--- begin Data extract ---

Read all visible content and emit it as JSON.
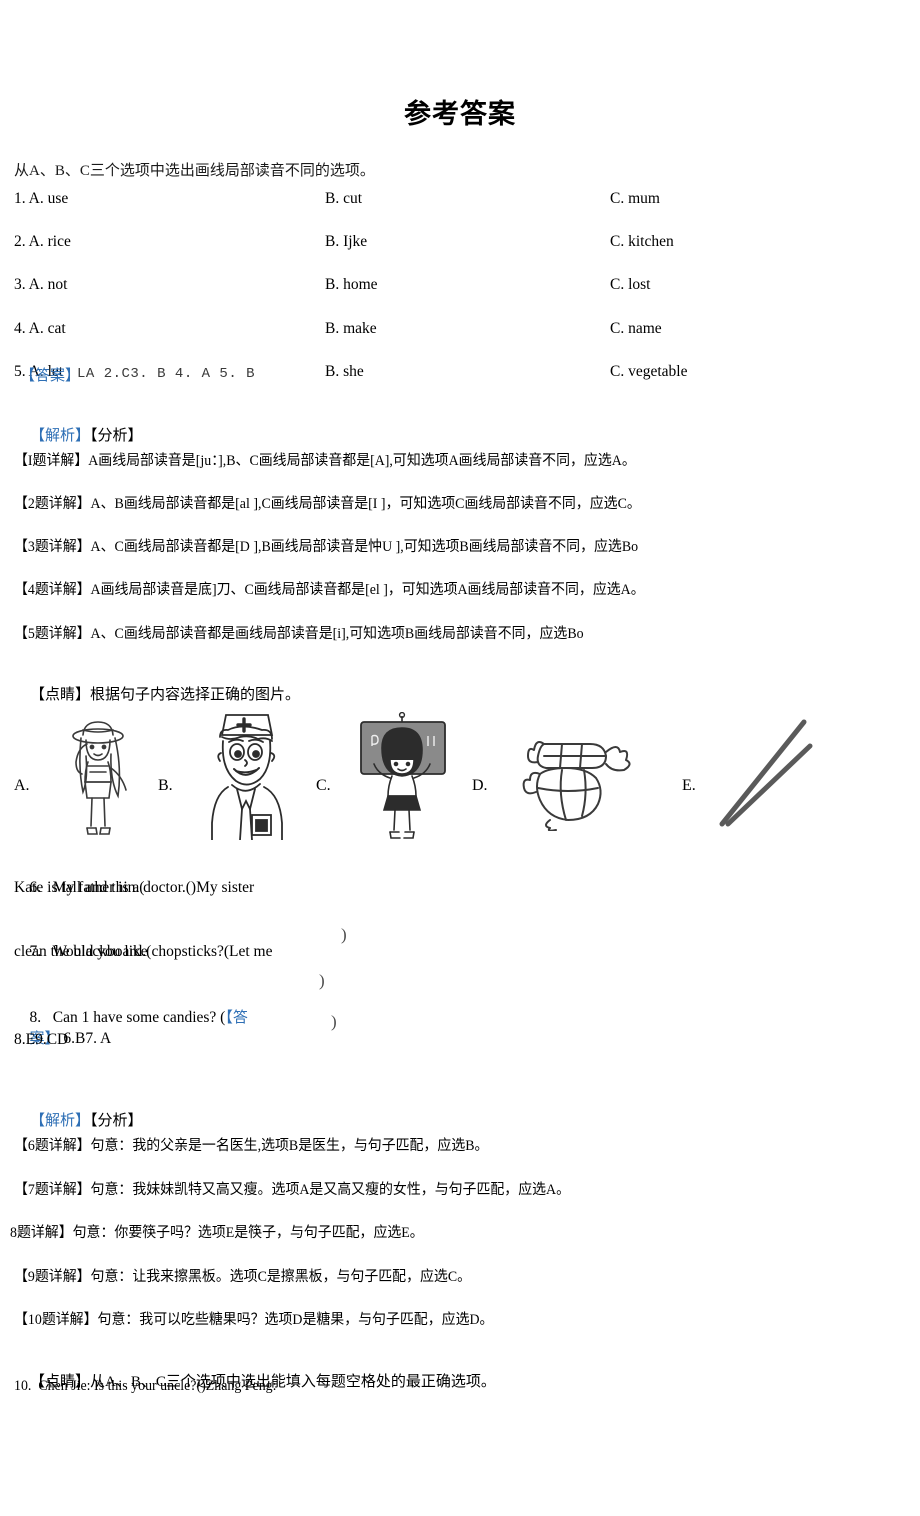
{
  "document": {
    "title": "参考答案",
    "section1": {
      "instruction": "从A、B、C三个选项中选出画线局部读音不同的选项。",
      "questions": [
        {
          "num": "1.",
          "a": "A. use",
          "b": "B. cut",
          "c": "C. mum"
        },
        {
          "num": "2.",
          "a": "A. rice",
          "b": "B. Ijke",
          "c": "C. kitchen"
        },
        {
          "num": "3.",
          "a": "A. not",
          "b": "B. home",
          "c": "C. lost"
        },
        {
          "num": "4.",
          "a": "A. cat",
          "b": "B. make",
          "c": "C. name"
        },
        {
          "num": "5.",
          "a": "A. let",
          "b": "B. she",
          "c": "C. vegetable"
        }
      ],
      "answer_tag": "【答案】",
      "answer_text": "LA 2.C3. B 4. A 5. B",
      "analysis_tag": "【解析】",
      "analysis_label": "【分析】",
      "details": [
        "【I题详解】A画线局部读音是[ju：],B、C画线局部读音都是[A],可知选项A画线局部读音不同，应选A。",
        "【2题详解】A、B画线局部读音都是[al ],C画线局部读音是[I ]，可知选项C画线局部读音不同，应选C。",
        "【3题详解】A、C画线局部读音都是[D ],B画线局部读音是忡U ],可知选项B画线局部读音不同，应选Bo",
        "【4题详解】A画线局部读音是底]刀、C画线局部读音都是[el ]，可知选项A画线局部读音不同，应选A。",
        "【5题详解】A、C画线局部读音都是画线局部读音是[i],可知选项B画线局部读音不同，应选Bo"
      ],
      "tip_label": "【点睛】",
      "tip_text": "根据句子内容选择正确的图片。"
    },
    "section2": {
      "illustrations": [
        {
          "label": "A.",
          "icon": "girl-with-hat-illustration"
        },
        {
          "label": "B.",
          "icon": "nurse-doctor-illustration"
        },
        {
          "label": "C.",
          "icon": "girl-cleaning-blackboard-illustration"
        },
        {
          "label": "D.",
          "icon": "candy-illustration"
        },
        {
          "label": "E.",
          "icon": "chopsticks-illustration"
        }
      ],
      "questions": [
        {
          "num": "6.",
          "line1": "My father is a doctor.()My sister",
          "line2": "Kate is tall and thin.("
        },
        {
          "num": "7.",
          "line1": "Would you like chopsticks?(Let me",
          "line2": "clean the blackboard.("
        },
        {
          "num": "8.",
          "line1": "Can 1 have some candies? (",
          "line2": ""
        }
      ],
      "stray_parens": [
        ")",
        ")",
        ")"
      ],
      "answer_tag_part1": "【答",
      "answer_tag_part2": "案】",
      "answer_text_line1": "6.B7. A",
      "answer_text_line2": "8.E9.CD",
      "analysis_tag": "【解析】",
      "analysis_label": "【分析】",
      "details": [
        "【6题详解】句意：我的父亲是一名医生,选项B是医生，与句子匹配，应选B。",
        "【7题详解】句意：我妹妹凯特又高又瘦。选项A是又高又瘦的女性，与句子匹配，应选A。",
        "8题详解】句意：你要筷子吗？选项E是筷子，与句子匹配，应选E。",
        "【9题详解】句意：让我来擦黑板。选项C是擦黑板，与句子匹配，应选C。",
        "【10题详解】句意：我可以吃些糖果吗？选项D是糖果，与句子匹配，应选D。"
      ],
      "tip_label": "【点睛】",
      "tip_text": "从A、B、C三个选项中选出能填入每题空格处的最正确选项。",
      "last_question": "10.  Chen Jie: Is this your uncle?()Zhang Peng:"
    }
  },
  "colors": {
    "accent_blue": "#2E6FB5",
    "text_black": "#1a1a1a"
  }
}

--- end Data extract ---

-- Given instruction --
Omit every picture, then repeat the remaining data exactly as it appears above.

-- Correct result --
Read all visible content and emit it as JSON.
{
  "document": {
    "title": "参考答案",
    "section1": {
      "instruction": "从A、B、C三个选项中选出画线局部读音不同的选项。",
      "questions": [
        {
          "num": "1.",
          "a": "A. use",
          "b": "B. cut",
          "c": "C. mum"
        },
        {
          "num": "2.",
          "a": "A. rice",
          "b": "B. Ijke",
          "c": "C. kitchen"
        },
        {
          "num": "3.",
          "a": "A. not",
          "b": "B. home",
          "c": "C. lost"
        },
        {
          "num": "4.",
          "a": "A. cat",
          "b": "B. make",
          "c": "C. name"
        },
        {
          "num": "5.",
          "a": "A. let",
          "b": "B. she",
          "c": "C. vegetable"
        }
      ],
      "answer_tag": "【答案】",
      "answer_text": "LA 2.C3. B 4. A 5. B",
      "analysis_tag": "【解析】",
      "analysis_label": "【分析】",
      "details": [
        "【I题详解】A画线局部读音是[ju：],B、C画线局部读音都是[A],可知选项A画线局部读音不同，应选A。",
        "【2题详解】A、B画线局部读音都是[al ],C画线局部读音是[I ]，可知选项C画线局部读音不同，应选C。",
        "【3题详解】A、C画线局部读音都是[D ],B画线局部读音是忡U ],可知选项B画线局部读音不同，应选Bo",
        "【4题详解】A画线局部读音是底]刀、C画线局部读音都是[el ]，可知选项A画线局部读音不同，应选A。",
        "【5题详解】A、C画线局部读音都是画线局部读音是[i],可知选项B画线局部读音不同，应选Bo"
      ],
      "tip_label": "【点睛】",
      "tip_text": "根据句子内容选择正确的图片。"
    },
    "section2": {
      "illustrations": [
        {
          "label": "A.",
          "icon": "girl-with-hat-illustration"
        },
        {
          "label": "B.",
          "icon": "nurse-doctor-illustration"
        },
        {
          "label": "C.",
          "icon": "girl-cleaning-blackboard-illustration"
        },
        {
          "label": "D.",
          "icon": "candy-illustration"
        },
        {
          "label": "E.",
          "icon": "chopsticks-illustration"
        }
      ],
      "questions": [
        {
          "num": "6.",
          "line1": "My father is a doctor.()My sister",
          "line2": "Kate is tall and thin.("
        },
        {
          "num": "7.",
          "line1": "Would you like chopsticks?(Let me",
          "line2": "clean the blackboard.("
        },
        {
          "num": "8.",
          "line1": "Can 1 have some candies? (",
          "line2": ""
        }
      ],
      "stray_parens": [
        ")",
        ")",
        ")"
      ],
      "answer_tag_part1": "【答",
      "answer_tag_part2": "案】",
      "answer_text_line1": "6.B7. A",
      "answer_text_line2": "8.E9.CD",
      "analysis_tag": "【解析】",
      "analysis_label": "【分析】",
      "details": [
        "【6题详解】句意：我的父亲是一名医生,选项B是医生，与句子匹配，应选B。",
        "【7题详解】句意：我妹妹凯特又高又瘦。选项A是又高又瘦的女性，与句子匹配，应选A。",
        "8题详解】句意：你要筷子吗？选项E是筷子，与句子匹配，应选E。",
        "【9题详解】句意：让我来擦黑板。选项C是擦黑板，与句子匹配，应选C。",
        "【10题详解】句意：我可以吃些糖果吗？选项D是糖果，与句子匹配，应选D。"
      ],
      "tip_label": "【点睛】",
      "tip_text": "从A、B、C三个选项中选出能填入每题空格处的最正确选项。",
      "last_question": "10.  Chen Jie: Is this your uncle?()Zhang Peng:"
    }
  },
  "colors": {
    "accent_blue": "#2E6FB5",
    "text_black": "#1a1a1a"
  }
}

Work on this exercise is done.